[Data records]
★ ★ ★ ★ ★
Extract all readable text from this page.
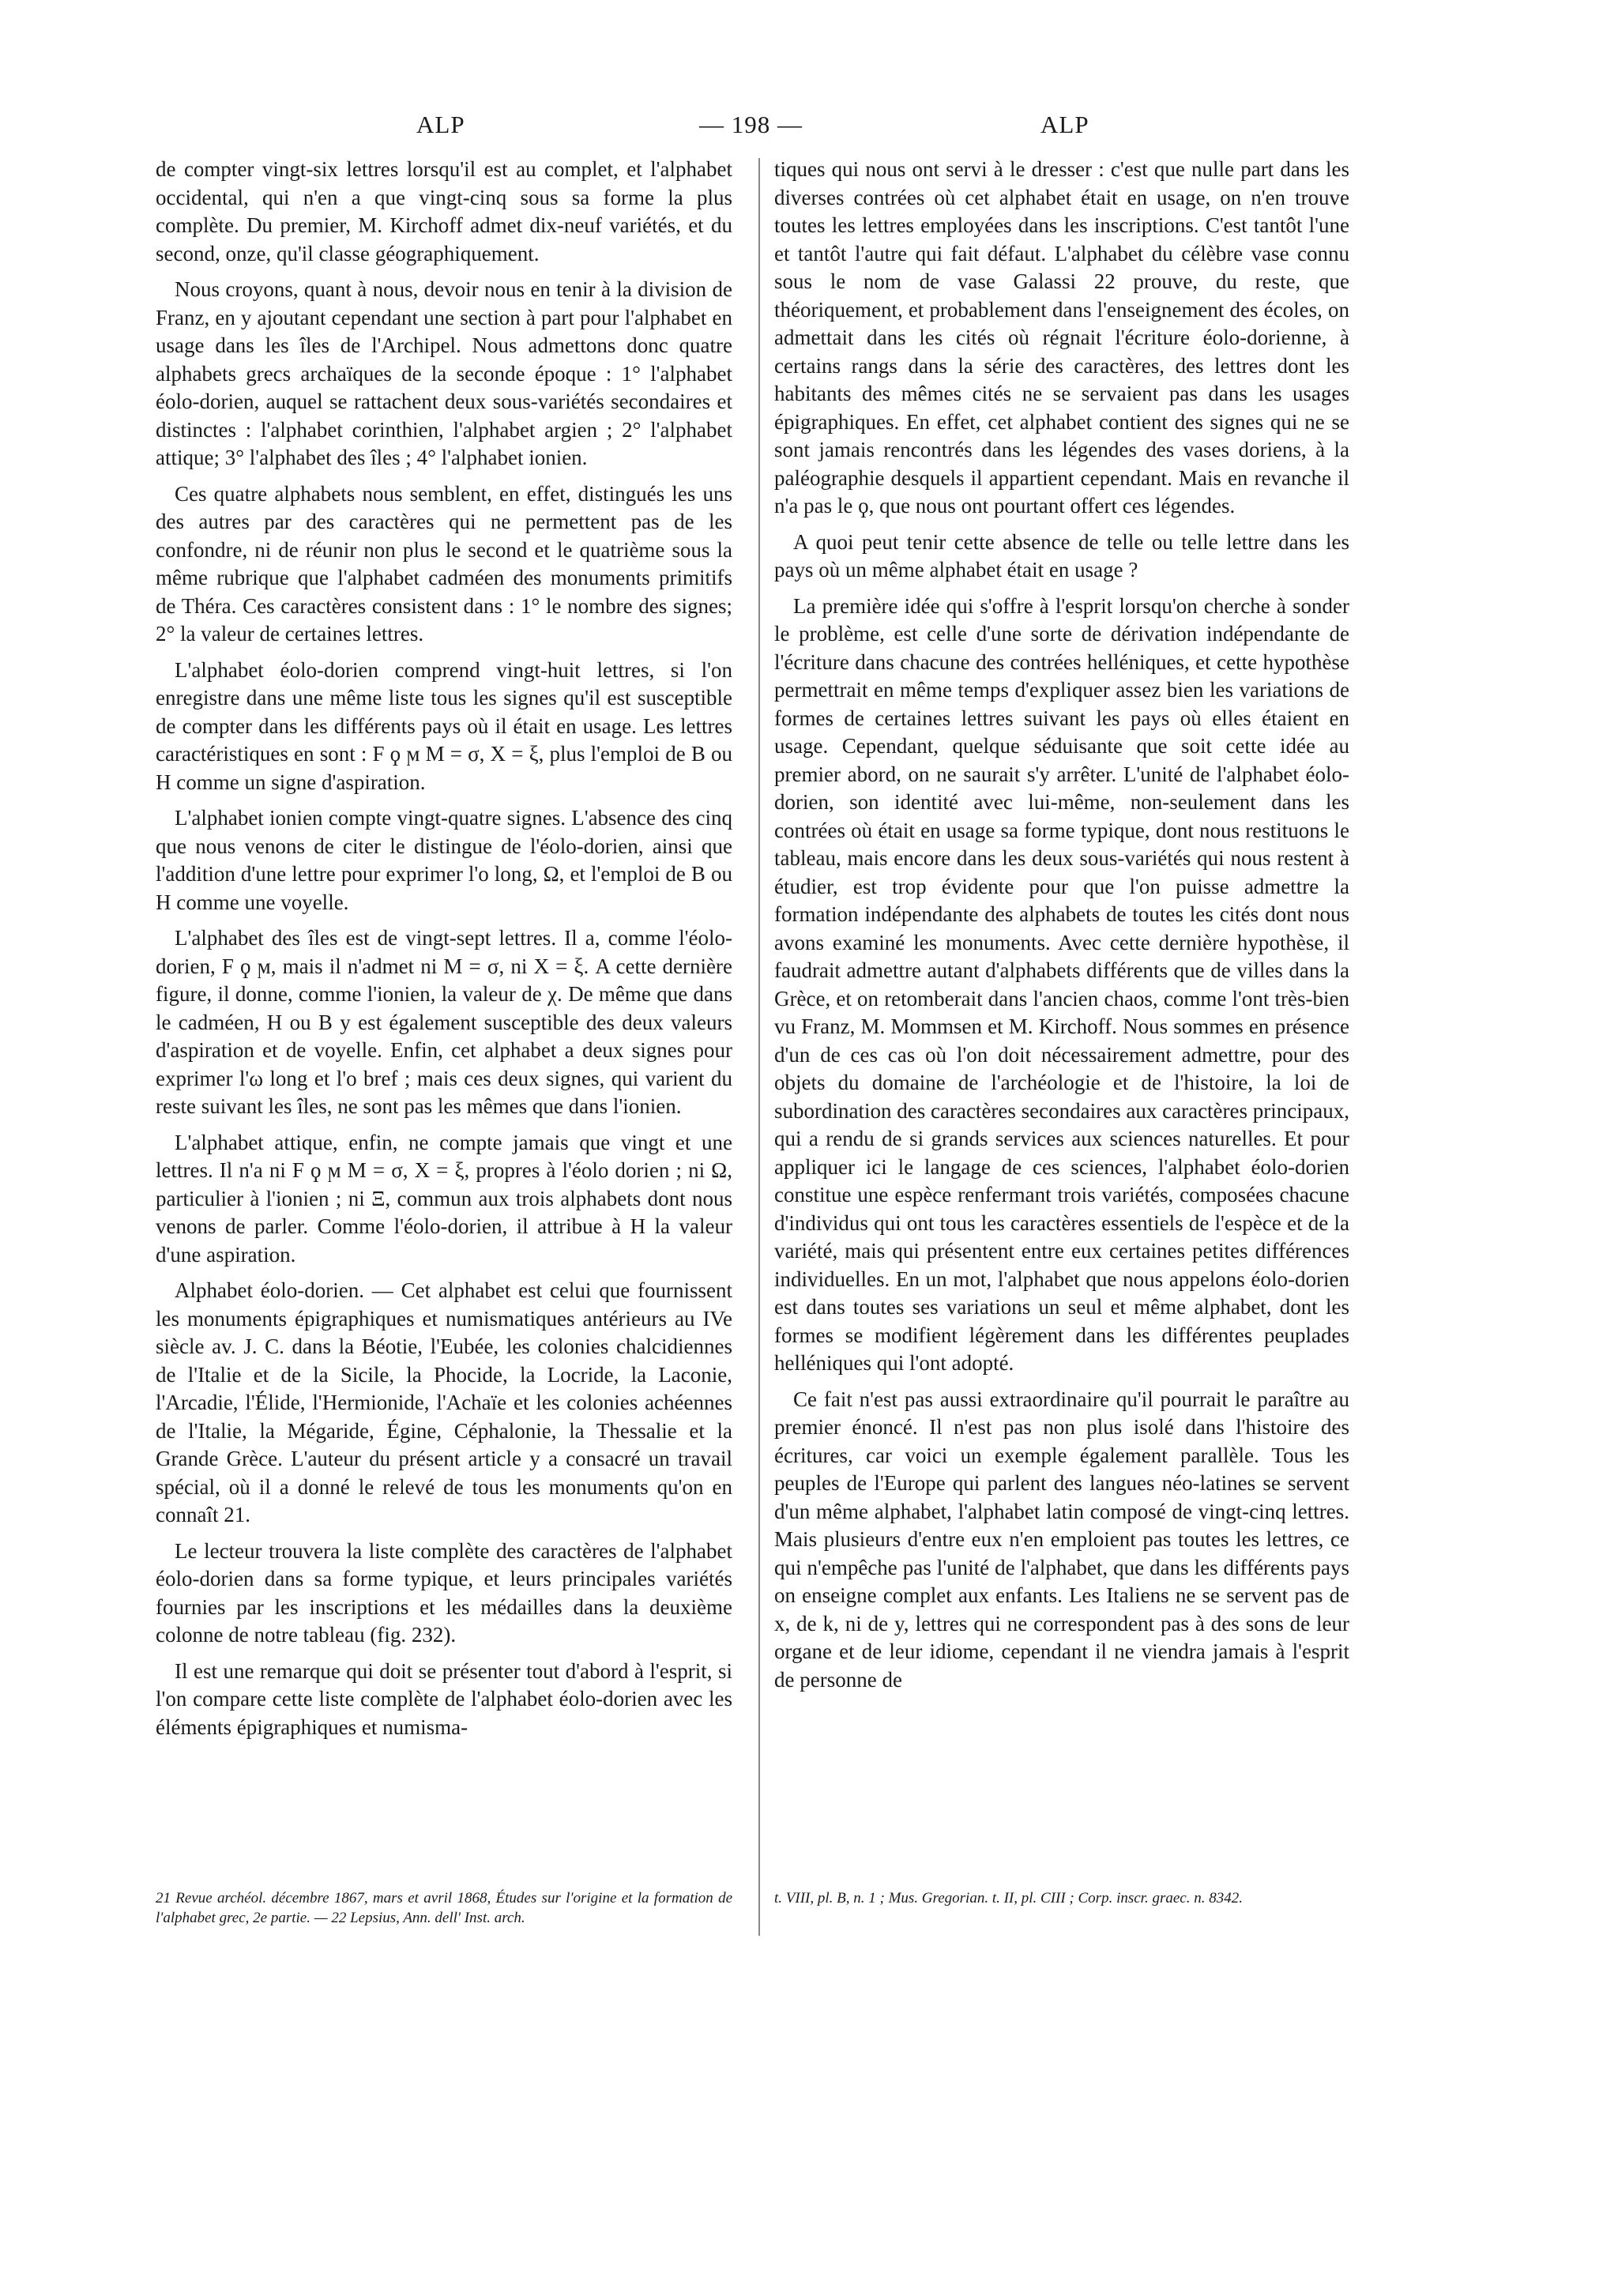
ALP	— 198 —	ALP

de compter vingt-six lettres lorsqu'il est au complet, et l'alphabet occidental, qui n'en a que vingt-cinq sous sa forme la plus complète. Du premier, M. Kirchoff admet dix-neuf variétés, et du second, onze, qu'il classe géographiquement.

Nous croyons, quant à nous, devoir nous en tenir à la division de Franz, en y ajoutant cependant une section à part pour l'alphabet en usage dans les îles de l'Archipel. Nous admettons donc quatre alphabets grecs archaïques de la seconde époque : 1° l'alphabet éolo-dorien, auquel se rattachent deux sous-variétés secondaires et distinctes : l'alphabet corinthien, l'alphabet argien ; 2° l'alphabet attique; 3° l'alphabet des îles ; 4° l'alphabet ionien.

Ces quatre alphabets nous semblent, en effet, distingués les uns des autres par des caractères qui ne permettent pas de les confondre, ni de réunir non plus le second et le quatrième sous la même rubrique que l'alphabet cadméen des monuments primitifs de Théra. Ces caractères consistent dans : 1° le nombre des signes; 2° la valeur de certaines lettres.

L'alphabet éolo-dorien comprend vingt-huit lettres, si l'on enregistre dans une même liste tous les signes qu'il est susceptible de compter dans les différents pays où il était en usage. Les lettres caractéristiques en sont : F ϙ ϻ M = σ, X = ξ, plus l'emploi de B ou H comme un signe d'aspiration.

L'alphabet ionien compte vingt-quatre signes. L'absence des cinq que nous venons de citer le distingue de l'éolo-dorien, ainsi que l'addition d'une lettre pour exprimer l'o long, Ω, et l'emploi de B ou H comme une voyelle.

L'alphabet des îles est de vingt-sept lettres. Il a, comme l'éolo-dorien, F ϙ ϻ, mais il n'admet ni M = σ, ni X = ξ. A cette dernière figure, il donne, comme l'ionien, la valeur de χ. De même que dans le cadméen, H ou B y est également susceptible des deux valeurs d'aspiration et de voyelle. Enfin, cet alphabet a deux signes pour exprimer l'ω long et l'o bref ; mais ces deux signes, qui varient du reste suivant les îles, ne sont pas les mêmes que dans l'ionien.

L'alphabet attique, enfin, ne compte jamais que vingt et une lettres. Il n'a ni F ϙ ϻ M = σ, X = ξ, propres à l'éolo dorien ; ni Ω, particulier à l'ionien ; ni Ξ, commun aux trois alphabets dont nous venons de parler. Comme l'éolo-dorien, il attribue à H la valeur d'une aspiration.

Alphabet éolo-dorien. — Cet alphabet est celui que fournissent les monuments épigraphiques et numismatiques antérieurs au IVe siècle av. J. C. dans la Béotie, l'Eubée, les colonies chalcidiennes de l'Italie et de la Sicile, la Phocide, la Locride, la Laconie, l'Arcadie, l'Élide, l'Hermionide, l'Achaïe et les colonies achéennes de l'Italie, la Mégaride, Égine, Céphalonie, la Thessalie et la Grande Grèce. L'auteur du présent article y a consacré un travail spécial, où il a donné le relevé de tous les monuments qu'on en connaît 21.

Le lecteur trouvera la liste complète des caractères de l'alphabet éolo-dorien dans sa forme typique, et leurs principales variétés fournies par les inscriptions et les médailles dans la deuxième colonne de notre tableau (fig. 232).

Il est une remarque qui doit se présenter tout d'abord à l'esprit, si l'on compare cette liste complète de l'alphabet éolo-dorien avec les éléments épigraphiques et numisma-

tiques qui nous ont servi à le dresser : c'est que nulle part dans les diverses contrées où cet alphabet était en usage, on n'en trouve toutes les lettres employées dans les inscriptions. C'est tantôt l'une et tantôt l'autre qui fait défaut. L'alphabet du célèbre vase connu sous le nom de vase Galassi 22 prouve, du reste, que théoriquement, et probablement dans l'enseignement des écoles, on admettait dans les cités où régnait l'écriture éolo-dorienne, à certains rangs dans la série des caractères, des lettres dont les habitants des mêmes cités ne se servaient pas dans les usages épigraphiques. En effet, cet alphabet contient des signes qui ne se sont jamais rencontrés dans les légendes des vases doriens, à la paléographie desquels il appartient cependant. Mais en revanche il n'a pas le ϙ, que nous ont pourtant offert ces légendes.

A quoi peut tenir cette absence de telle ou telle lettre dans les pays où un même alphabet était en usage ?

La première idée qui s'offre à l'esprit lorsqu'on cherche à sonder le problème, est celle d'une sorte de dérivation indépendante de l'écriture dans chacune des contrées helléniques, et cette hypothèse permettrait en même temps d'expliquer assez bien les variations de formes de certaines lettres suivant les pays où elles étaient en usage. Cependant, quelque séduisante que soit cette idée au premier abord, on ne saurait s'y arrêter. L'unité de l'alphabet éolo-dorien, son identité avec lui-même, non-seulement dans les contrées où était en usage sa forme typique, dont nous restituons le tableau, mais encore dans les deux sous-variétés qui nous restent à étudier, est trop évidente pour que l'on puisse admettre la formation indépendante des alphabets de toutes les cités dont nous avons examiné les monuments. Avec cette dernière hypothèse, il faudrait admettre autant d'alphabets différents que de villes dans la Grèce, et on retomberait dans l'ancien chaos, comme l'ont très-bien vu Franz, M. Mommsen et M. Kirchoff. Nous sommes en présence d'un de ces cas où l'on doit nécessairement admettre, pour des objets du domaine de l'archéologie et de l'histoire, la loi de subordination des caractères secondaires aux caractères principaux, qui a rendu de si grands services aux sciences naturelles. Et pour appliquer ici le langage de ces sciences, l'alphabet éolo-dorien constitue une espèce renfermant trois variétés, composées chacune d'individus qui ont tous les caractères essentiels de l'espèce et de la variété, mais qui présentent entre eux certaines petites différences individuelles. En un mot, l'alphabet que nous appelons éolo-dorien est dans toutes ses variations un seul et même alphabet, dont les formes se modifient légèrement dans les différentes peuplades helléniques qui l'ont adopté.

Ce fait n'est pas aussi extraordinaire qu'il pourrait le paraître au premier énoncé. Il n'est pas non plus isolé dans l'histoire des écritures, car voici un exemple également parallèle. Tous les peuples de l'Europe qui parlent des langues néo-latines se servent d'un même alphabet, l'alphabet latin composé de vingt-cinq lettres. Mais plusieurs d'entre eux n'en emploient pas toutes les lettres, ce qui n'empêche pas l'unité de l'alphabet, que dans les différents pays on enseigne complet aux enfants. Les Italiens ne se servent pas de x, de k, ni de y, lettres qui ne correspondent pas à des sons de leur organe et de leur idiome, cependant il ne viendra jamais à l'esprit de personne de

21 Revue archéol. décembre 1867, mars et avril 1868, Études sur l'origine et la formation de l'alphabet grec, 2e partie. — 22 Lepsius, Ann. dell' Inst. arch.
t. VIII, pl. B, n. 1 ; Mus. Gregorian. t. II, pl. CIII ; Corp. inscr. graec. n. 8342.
★ ★ ★ ★ ★
[Exercise aim] From the material above, gather all lines that include the string "long" and copy them.

[Expected output]
L'alphabet ionien compte vingt-quatre signes. L'absence des cinq que nous venons de citer le distingue de l'éolo-dorien, ainsi que l'addition d'une lettre pour exprimer l'o long, Ω, et l'emploi de B ou H comme une voyelle.
L'alphabet des îles est de vingt-sept lettres. Il a, comme l'éolo-dorien, F ϙ ϻ, mais il n'admet ni M = σ, ni X = ξ. A cette dernière figure, il donne, comme l'ionien, la valeur de χ. De même que dans le cadméen, H ou B y est également susceptible des deux valeurs d'aspiration et de voyelle. Enfin, cet alphabet a deux signes pour exprimer l'ω long et l'o bref ; mais ces deux signes, qui varient du reste suivant les îles, ne sont pas les mêmes que dans l'ionien.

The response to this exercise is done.